[WHAT THIS TASK INVOLVES] Give the material again in full, matching it exactly.

begin GIVEN DATA

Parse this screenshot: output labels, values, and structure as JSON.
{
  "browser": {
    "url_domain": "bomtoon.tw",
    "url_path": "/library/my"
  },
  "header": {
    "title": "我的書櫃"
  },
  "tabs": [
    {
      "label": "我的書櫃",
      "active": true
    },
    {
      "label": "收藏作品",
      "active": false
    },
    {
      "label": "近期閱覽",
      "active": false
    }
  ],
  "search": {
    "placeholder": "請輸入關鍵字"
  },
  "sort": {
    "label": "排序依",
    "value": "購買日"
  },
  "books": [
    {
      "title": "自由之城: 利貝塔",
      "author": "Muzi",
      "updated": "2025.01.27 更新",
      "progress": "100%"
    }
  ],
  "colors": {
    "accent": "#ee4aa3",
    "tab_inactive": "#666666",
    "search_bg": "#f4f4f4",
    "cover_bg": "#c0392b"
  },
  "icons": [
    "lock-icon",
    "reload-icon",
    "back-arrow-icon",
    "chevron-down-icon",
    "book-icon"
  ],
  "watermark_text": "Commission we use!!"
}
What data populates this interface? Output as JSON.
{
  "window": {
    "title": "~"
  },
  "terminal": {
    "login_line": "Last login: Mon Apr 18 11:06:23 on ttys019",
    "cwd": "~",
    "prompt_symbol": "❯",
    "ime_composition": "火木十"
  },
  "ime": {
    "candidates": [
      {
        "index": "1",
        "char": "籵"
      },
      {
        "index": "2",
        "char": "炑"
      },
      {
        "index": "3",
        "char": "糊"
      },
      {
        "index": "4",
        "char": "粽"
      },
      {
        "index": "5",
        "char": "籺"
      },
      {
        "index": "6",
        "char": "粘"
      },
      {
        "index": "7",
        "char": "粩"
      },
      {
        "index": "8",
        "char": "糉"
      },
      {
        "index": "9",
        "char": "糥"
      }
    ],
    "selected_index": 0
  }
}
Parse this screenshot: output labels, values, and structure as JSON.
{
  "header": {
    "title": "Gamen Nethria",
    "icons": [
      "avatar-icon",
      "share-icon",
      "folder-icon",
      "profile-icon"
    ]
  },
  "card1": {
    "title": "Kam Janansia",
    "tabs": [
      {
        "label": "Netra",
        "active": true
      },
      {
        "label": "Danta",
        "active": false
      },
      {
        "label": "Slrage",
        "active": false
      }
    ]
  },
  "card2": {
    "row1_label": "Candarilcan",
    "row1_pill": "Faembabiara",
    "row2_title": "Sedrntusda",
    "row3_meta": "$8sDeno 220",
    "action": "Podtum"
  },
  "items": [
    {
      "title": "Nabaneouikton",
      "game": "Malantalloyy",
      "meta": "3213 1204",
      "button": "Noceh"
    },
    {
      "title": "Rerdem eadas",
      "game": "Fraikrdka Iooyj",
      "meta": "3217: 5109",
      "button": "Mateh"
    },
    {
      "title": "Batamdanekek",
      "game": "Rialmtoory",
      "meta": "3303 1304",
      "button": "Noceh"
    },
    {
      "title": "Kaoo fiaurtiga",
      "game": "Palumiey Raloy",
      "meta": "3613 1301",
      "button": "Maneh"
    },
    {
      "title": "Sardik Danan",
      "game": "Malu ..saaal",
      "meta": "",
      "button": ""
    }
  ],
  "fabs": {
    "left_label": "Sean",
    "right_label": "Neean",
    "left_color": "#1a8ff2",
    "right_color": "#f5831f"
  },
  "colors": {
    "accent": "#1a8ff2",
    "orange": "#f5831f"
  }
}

end GIVEN DATA

[WRITTEN SOLUTION]
Parse this screenshot: output labels, values, and structure as JSON.
{
  "browser": {
    "url_domain": "bomtoon.tw",
    "url_path": "/library/my"
  },
  "header": {
    "title": "我的書櫃"
  },
  "tabs": [
    {
      "label": "我的書櫃",
      "active": true
    },
    {
      "label": "收藏作品",
      "active": false
    },
    {
      "label": "近期閱覽",
      "active": false
    }
  ],
  "search": {
    "placeholder": "請輸入關鍵字"
  },
  "sort": {
    "label": "排序依",
    "value": "購買日"
  },
  "books": [
    {
      "title": "自由之城: 利貝塔",
      "author": "Muzi",
      "updated": "2025.01.27 更新",
      "progress": "100%"
    }
  ],
  "colors": {
    "accent": "#ee4aa3",
    "tab_inactive": "#666666",
    "search_bg": "#f4f4f4",
    "cover_bg": "#c0392b"
  },
  "icons": [
    "lock-icon",
    "reload-icon",
    "back-arrow-icon",
    "chevron-down-icon",
    "book-icon"
  ],
  "watermark_text": "Commission we use!!"
}
What data populates this interface? Output as JSON.
{
  "window": {
    "title": "~"
  },
  "terminal": {
    "login_line": "Last login: Mon Apr 18 11:06:23 on ttys019",
    "cwd": "~",
    "prompt_symbol": "❯",
    "ime_composition": "火木十"
  },
  "ime": {
    "candidates": [
      {
        "index": "1",
        "char": "籵"
      },
      {
        "index": "2",
        "char": "炑"
      },
      {
        "index": "3",
        "char": "糊"
      },
      {
        "index": "4",
        "char": "粽"
      },
      {
        "index": "5",
        "char": "籺"
      },
      {
        "index": "6",
        "char": "粘"
      },
      {
        "index": "7",
        "char": "粩"
      },
      {
        "index": "8",
        "char": "糉"
      },
      {
        "index": "9",
        "char": "糥"
      }
    ],
    "selected_index": 0
  }
}
Parse this screenshot: output labels, values, and structure as JSON.
{
  "header": {
    "title": "Gamen Nethria",
    "icons": [
      "avatar-icon",
      "share-icon",
      "folder-icon",
      "profile-icon"
    ]
  },
  "card1": {
    "title": "Kam Janansia",
    "tabs": [
      {
        "label": "Netra",
        "active": true
      },
      {
        "label": "Danta",
        "active": false
      },
      {
        "label": "Slrage",
        "active": false
      }
    ]
  },
  "card2": {
    "row1_label": "Candarilcan",
    "row1_pill": "Faembabiara",
    "row2_title": "Sedrntusda",
    "row3_meta": "$8sDeno 220",
    "action": "Podtum"
  },
  "items": [
    {
      "title": "Nabaneouikton",
      "game": "Malantalloyy",
      "meta": "3213 1204",
      "button": "Noceh"
    },
    {
      "title": "Rerdem eadas",
      "game": "Fraikrdka Iooyj",
      "meta": "3217: 5109",
      "button": "Mateh"
    },
    {
      "title": "Batamdanekek",
      "game": "Rialmtoory",
      "meta": "3303 1304",
      "button": "Noceh"
    },
    {
      "title": "Kaoo fiaurtiga",
      "game": "Palumiey Raloy",
      "meta": "3613 1301",
      "button": "Maneh"
    },
    {
      "title": "Sardik Danan",
      "game": "Malu ..saaal",
      "meta": "",
      "button": ""
    }
  ],
  "fabs": {
    "left_label": "Sean",
    "right_label": "Neean",
    "left_color": "#1a8ff2",
    "right_color": "#f5831f"
  },
  "colors": {
    "accent": "#1a8ff2",
    "orange": "#f5831f"
  }
}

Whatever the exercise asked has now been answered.